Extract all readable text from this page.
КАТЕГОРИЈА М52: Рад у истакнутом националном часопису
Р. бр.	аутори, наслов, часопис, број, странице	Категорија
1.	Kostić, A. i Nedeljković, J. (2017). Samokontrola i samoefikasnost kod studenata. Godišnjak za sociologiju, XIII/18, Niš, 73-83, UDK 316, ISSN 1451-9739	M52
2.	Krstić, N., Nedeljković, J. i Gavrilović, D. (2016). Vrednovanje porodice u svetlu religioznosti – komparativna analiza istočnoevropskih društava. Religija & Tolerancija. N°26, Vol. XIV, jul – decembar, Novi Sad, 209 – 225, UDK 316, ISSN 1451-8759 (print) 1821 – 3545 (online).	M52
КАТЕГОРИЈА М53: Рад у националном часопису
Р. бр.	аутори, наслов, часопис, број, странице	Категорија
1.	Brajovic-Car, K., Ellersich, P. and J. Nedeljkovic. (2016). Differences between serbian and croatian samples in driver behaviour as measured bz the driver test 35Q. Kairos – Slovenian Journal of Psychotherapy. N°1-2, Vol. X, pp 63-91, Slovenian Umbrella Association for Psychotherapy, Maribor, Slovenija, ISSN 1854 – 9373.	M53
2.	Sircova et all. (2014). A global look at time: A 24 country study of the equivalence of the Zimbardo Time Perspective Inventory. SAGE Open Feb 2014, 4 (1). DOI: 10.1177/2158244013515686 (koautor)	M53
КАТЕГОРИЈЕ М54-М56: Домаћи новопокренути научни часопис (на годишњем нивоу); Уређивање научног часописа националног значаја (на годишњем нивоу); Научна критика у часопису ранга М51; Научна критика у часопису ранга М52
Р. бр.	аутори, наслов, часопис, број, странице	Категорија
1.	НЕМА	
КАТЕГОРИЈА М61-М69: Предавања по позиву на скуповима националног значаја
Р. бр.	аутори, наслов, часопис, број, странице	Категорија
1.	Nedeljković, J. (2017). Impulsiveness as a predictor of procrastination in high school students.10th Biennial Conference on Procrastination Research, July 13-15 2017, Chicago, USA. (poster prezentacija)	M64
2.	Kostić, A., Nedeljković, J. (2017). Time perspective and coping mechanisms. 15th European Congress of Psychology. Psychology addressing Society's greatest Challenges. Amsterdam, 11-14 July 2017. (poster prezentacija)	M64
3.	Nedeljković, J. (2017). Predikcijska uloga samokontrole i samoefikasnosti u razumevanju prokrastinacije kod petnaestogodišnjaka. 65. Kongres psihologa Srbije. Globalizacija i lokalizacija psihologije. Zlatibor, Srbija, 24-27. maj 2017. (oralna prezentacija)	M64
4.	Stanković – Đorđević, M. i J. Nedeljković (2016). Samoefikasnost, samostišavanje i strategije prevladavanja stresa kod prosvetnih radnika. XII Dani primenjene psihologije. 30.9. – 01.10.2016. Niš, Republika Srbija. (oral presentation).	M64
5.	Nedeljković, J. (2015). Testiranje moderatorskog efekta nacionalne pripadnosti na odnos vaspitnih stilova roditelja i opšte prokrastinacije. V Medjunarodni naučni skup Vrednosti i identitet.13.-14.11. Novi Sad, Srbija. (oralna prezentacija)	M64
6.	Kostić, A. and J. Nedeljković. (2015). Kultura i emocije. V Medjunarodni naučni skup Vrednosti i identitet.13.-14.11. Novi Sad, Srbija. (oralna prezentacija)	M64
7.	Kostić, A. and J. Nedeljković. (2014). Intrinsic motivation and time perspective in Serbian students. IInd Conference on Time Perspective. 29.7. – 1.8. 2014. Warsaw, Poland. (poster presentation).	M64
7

++++++++++

_WHAT IS EXPECTED_. Find the word "prezentacija" in the entries above and gather every line that holds it.

_SOLUTION FOR THIS PROBLEM_.
1.	Nedeljković, J. (2017). Impulsiveness as a predictor of procrastination in high school students.10th Biennial Conference on Procrastination Research, July 13-15 2017, Chicago, USA. (poster prezentacija)	M64
2.	Kostić, A., Nedeljković, J. (2017). Time perspective and coping mechanisms. 15th European Congress of Psychology. Psychology addressing Society's greatest Challenges. Amsterdam, 11-14 July 2017. (poster prezentacija)	M64
3.	Nedeljković, J. (2017). Predikcijska uloga samokontrole i samoefikasnosti u razumevanju prokrastinacije kod petnaestogodišnjaka. 65. Kongres psihologa Srbije. Globalizacija i lokalizacija psihologije. Zlatibor, Srbija, 24-27. maj 2017. (oralna prezentacija)	M64
5.	Nedeljković, J. (2015). Testiranje moderatorskog efekta nacionalne pripadnosti na odnos vaspitnih stilova roditelja i opšte prokrastinacije. V Medjunarodni naučni skup Vrednosti i identitet.13.-14.11. Novi Sad, Srbija. (oralna prezentacija)	M64
6.	Kostić, A. and J. Nedeljković. (2015). Kultura i emocije. V Medjunarodni naučni skup Vrednosti i identitet.13.-14.11. Novi Sad, Srbija. (oralna prezentacija)	M64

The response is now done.